DIRECTION
Within the data below, state how many lines contain the string "this". Provide the number only.

GIVEN DATA
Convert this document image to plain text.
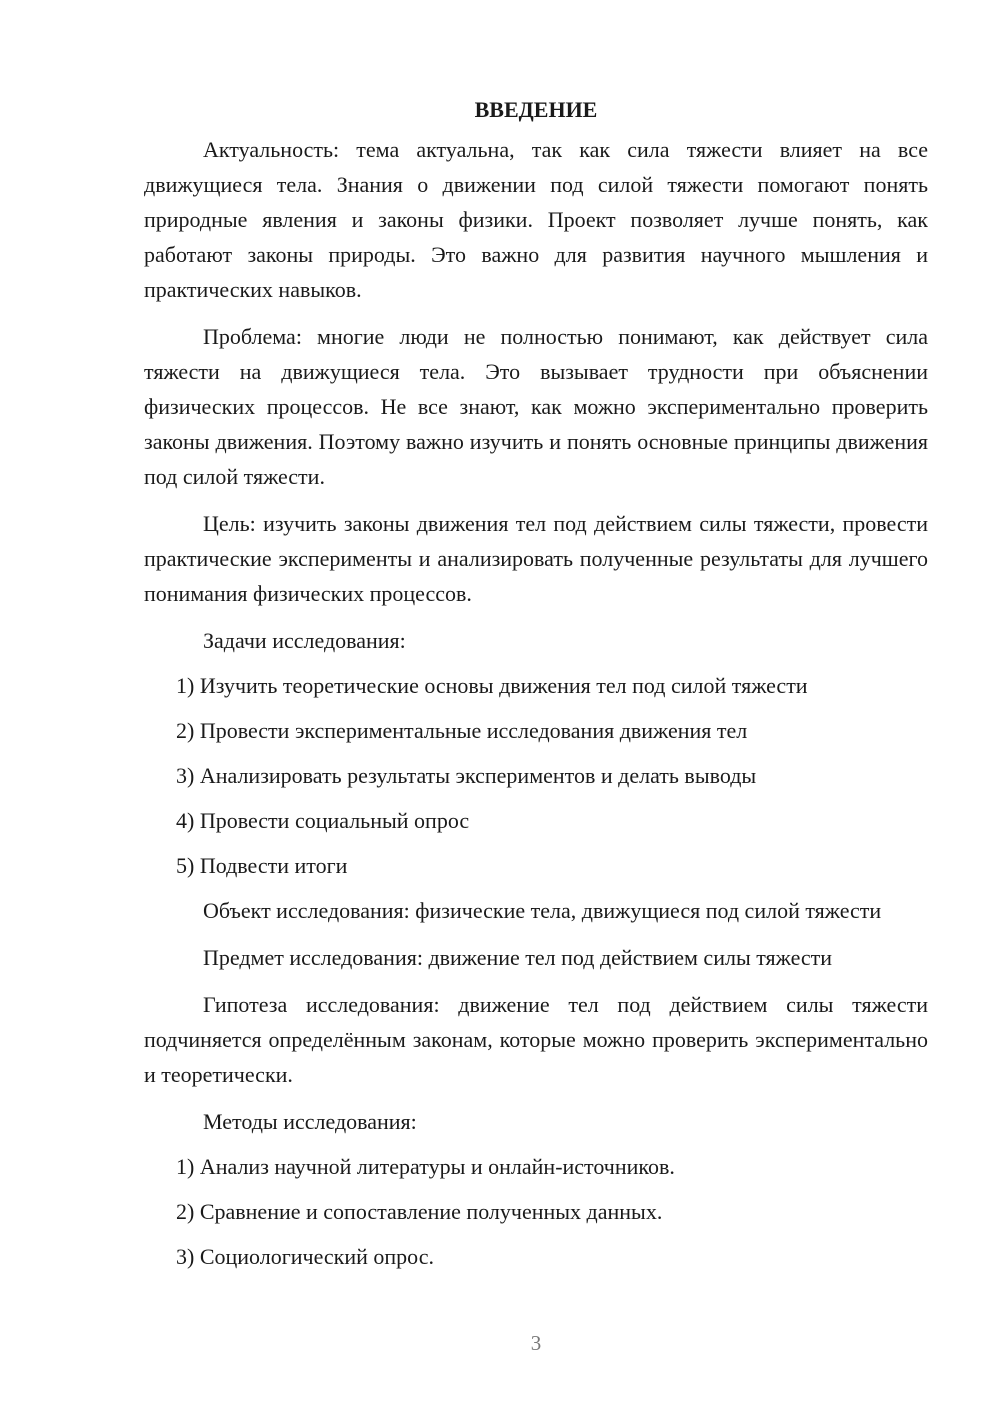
ВВЕДЕНИЕ

Актуальность: тема актуальна, так как сила тяжести влияет на все движущиеся тела. Знания о движении под силой тяжести помогают понять природные явления и законы физики. Проект позволяет лучше понять, как работают законы природы. Это важно для развития научного мышления и практических навыков.

Проблема: многие люди не полностью понимают, как действует сила тяжести на движущиеся тела. Это вызывает трудности при объяснении физических процессов. Не все знают, как можно экспериментально проверить законы движения. Поэтому важно изучить и понять основные принципы движения под силой тяжести.

Цель: изучить законы движения тел под действием силы тяжести, провести практические эксперименты и анализировать полученные результаты для лучшего понимания физических процессов.

Задачи исследования:

1) Изучить теоретические основы движения тел под силой тяжести
2) Провести экспериментальные исследования движения тел
3) Анализировать результаты экспериментов и делать выводы
4) Провести социальный опрос
5) Подвести итоги

Объект исследования: физические тела, движущиеся под силой тяжести

Предмет исследования: движение тел под действием силы тяжести

Гипотеза исследования: движение тел под действием силы тяжести подчиняется определённым законам, которые можно проверить экспериментально и теоретически.

Методы исследования:

1) Анализ научной литературы и онлайн-источников.
2) Сравнение и сопоставление полученных данных.
3) Социологический опрос.
3
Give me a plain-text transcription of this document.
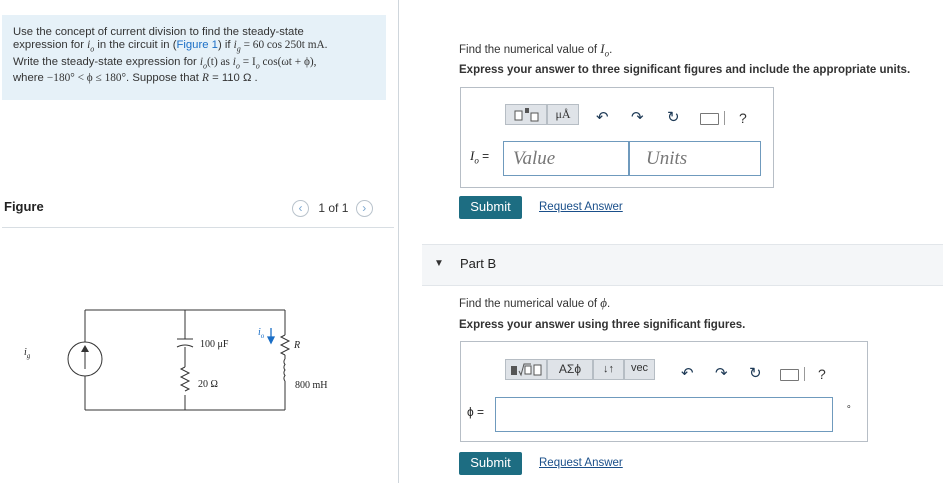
Use the concept of current division to find the steady-state
expression for $i_o$ in the circuit in (Figure 1) if $i_g = 60$ cos 250t mA.
Write the steady-state expression for $i_o(t)$ as $i_o = I_o$ cos(ωt + ϕ),
where −180° < ϕ ≤ 180°. Suppose that R = 110 Ω .
Figure	‹ 1 of 1 ›
$i_g$
100 μF
20 Ω
$i_o$
R
800 mH
Find the numerical value of $I_o$.
Express your answer to three significant figures and include the appropriate units.
μÅ	↶ ↷ ↻	?
$I_o$ = Value	Units
Submit	Request Answer
▼ Part B
Find the numerical value of ϕ.
Express your answer using three significant figures.
ΑΣϕ	↓↑	vec	↶ ↷ ↻	?
ϕ =	∘
Submit	Request Answer
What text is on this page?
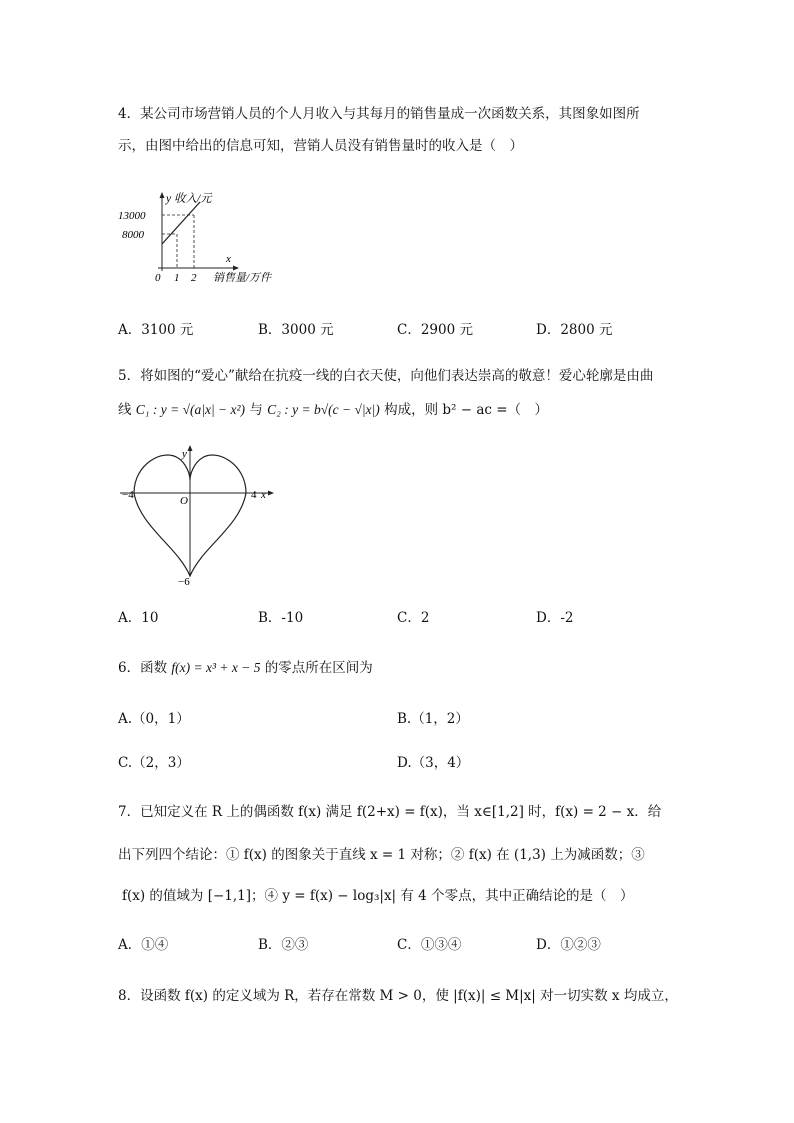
4．某公司市场营销人员的个人月收入与其每月的销售量成一次函数关系，其图象如图所
示，由图中给出的信息可知，营销人员没有销售量时的收入是（　）
y 收入/元
x
13000
8000
0 1 2 销售量/万件
A．3100 元	B．3000 元	C．2900 元	D．2800 元
5．将如图的“爱心”献给在抗疫一线的白衣天使，向他们表达崇高的敬意！爱心轮廓是由曲
线 C₁ : y = √(a|x| − x²) 与 C₂ : y = b√(c − √|x|) 构成，则 b² − ac =（　）
−4	4 x
y
O
−6
A．10	B．-10	C．2	D．-2
6．函数 f(x) = x³ + x − 5 的零点所在区间为
A.（0，1）	B.（1，2）
C.（2，3）	D.（3，4）
7．已知定义在 R 上的偶函数 f(x) 满足 f(2+x) = f(x)，当 x∈[1,2] 时，f(x) = 2 − x．给
出下列四个结论：① f(x) 的图象关于直线 x = 1 对称；② f(x) 在 (1,3) 上为减函数；③
f(x) 的值域为 [−1,1]；④ y = f(x) − log₃|x| 有 4 个零点，其中正确结论的是（　）
A．①④	B．②③	C．①③④	D．①②③
8．设函数 f(x) 的定义域为 R，若存在常数 M > 0，使 |f(x)| ≤ M|x| 对一切实数 x 均成立，
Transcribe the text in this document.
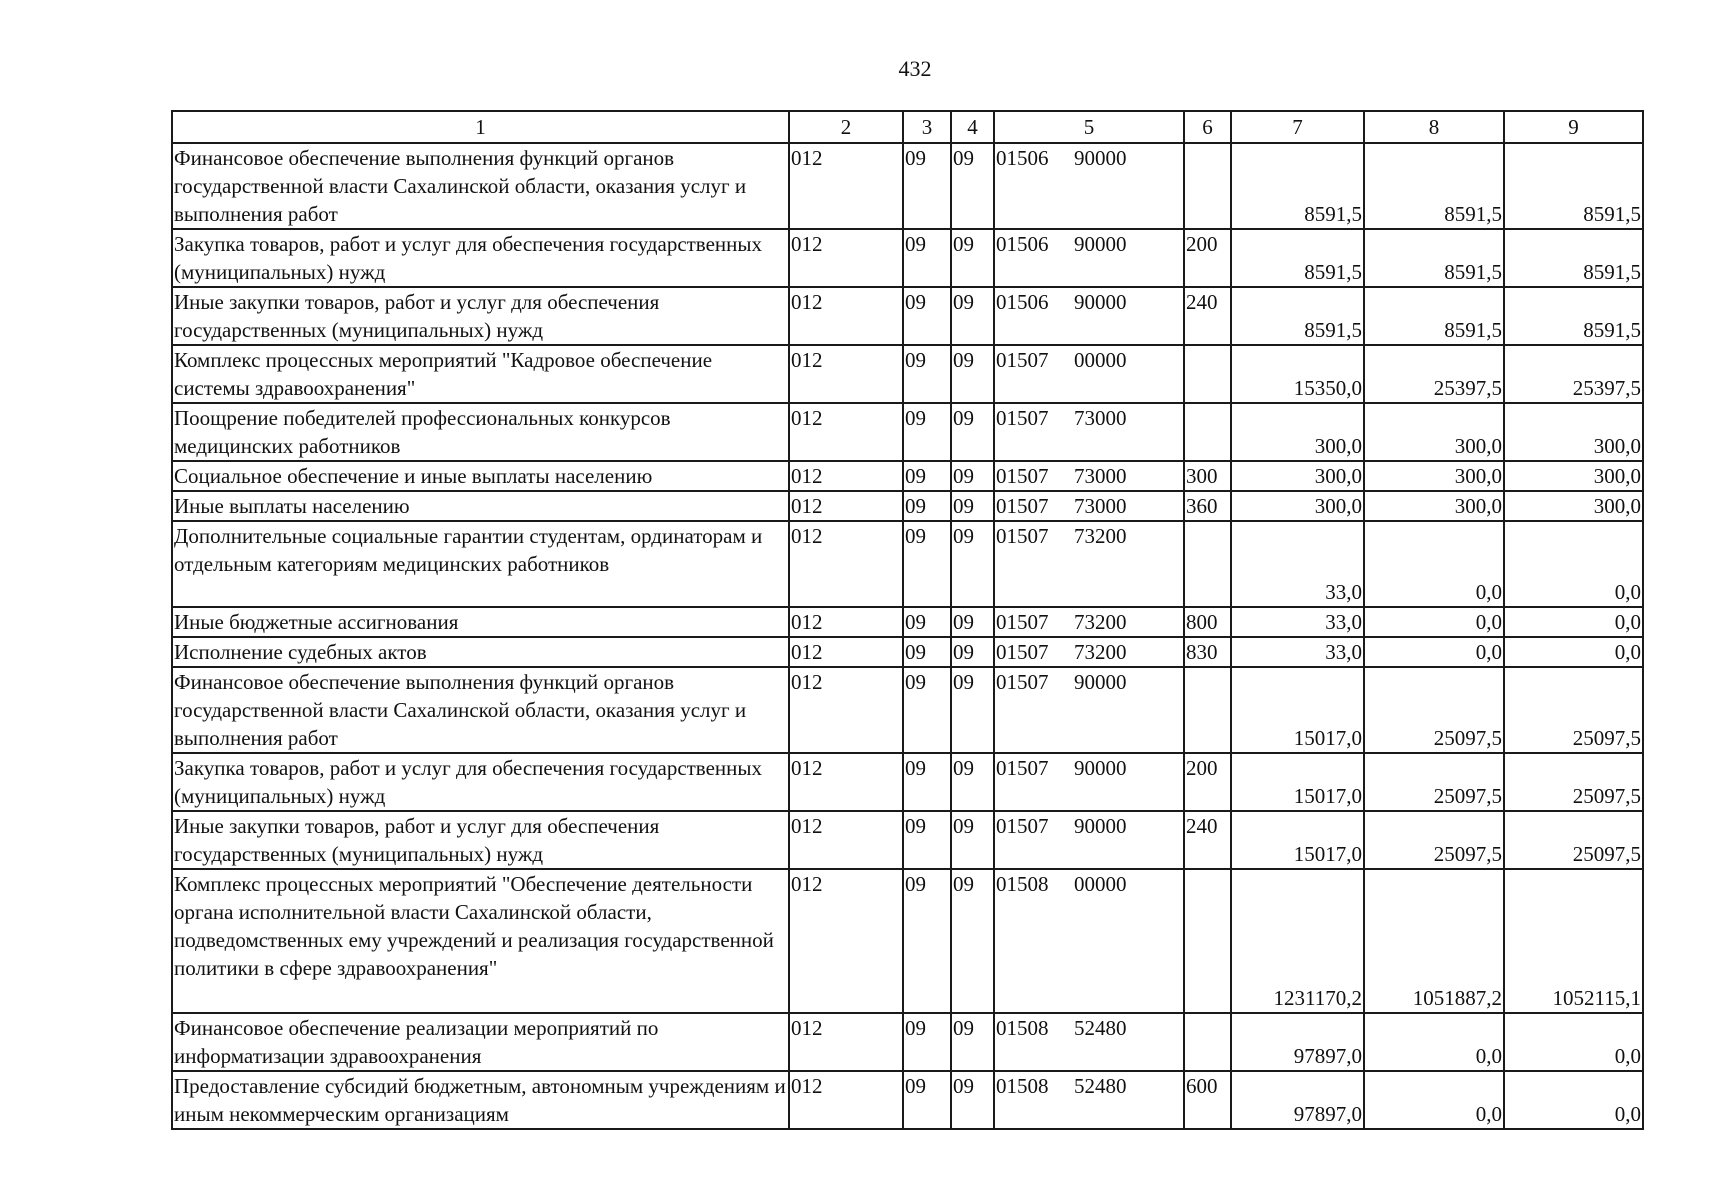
432
1	2	3	4	5	6	7	8	9
Финансовое обеспечение выполнения функций органов государственной власти Сахалинской области, оказания услуг и выполнения работ	012	09	09	01506 90000		8591,5	8591,5	8591,5
Закупка товаров, работ и услуг для обеспечения государственных (муниципальных) нужд	012	09	09	01506 90000	200	8591,5	8591,5	8591,5
Иные закупки товаров, работ и услуг для обеспечения государственных (муниципальных) нужд	012	09	09	01506 90000	240	8591,5	8591,5	8591,5
Комплекс процессных мероприятий "Кадровое обеспечение системы здравоохранения"	012	09	09	01507 00000		15350,0	25397,5	25397,5
Поощрение победителей профессиональных конкурсов медицинских работников	012	09	09	01507 73000		300,0	300,0	300,0
Социальное обеспечение и иные выплаты населению	012	09	09	01507 73000	300	300,0	300,0	300,0
Иные выплаты населению	012	09	09	01507 73000	360	300,0	300,0	300,0
Дополнительные социальные гарантии студентам, ординаторам и отдельным категориям медицинских работников	012	09	09	01507 73200		33,0	0,0	0,0
Иные бюджетные ассигнования	012	09	09	01507 73200	800	33,0	0,0	0,0
Исполнение судебных актов	012	09	09	01507 73200	830	33,0	0,0	0,0
Финансовое обеспечение выполнения функций органов государственной власти Сахалинской области, оказания услуг и выполнения работ	012	09	09	01507 90000		15017,0	25097,5	25097,5
Закупка товаров, работ и услуг для обеспечения государственных (муниципальных) нужд	012	09	09	01507 90000	200	15017,0	25097,5	25097,5
Иные закупки товаров, работ и услуг для обеспечения государственных (муниципальных) нужд	012	09	09	01507 90000	240	15017,0	25097,5	25097,5
Комплекс процессных мероприятий "Обеспечение деятельности органа исполнительной власти Сахалинской области, подведомственных ему учреждений и реализация государственной политики в сфере здравоохранения"	012	09	09	01508 00000		1231170,2	1051887,2	1052115,1
Финансовое обеспечение реализации мероприятий по информатизации здравоохранения	012	09	09	01508 52480		97897,0	0,0	0,0
Предоставление субсидий бюджетным, автономным учреждениям и иным некоммерческим организациям	012	09	09	01508 52480	600	97897,0	0,0	0,0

EXERCISE OUTPUT
4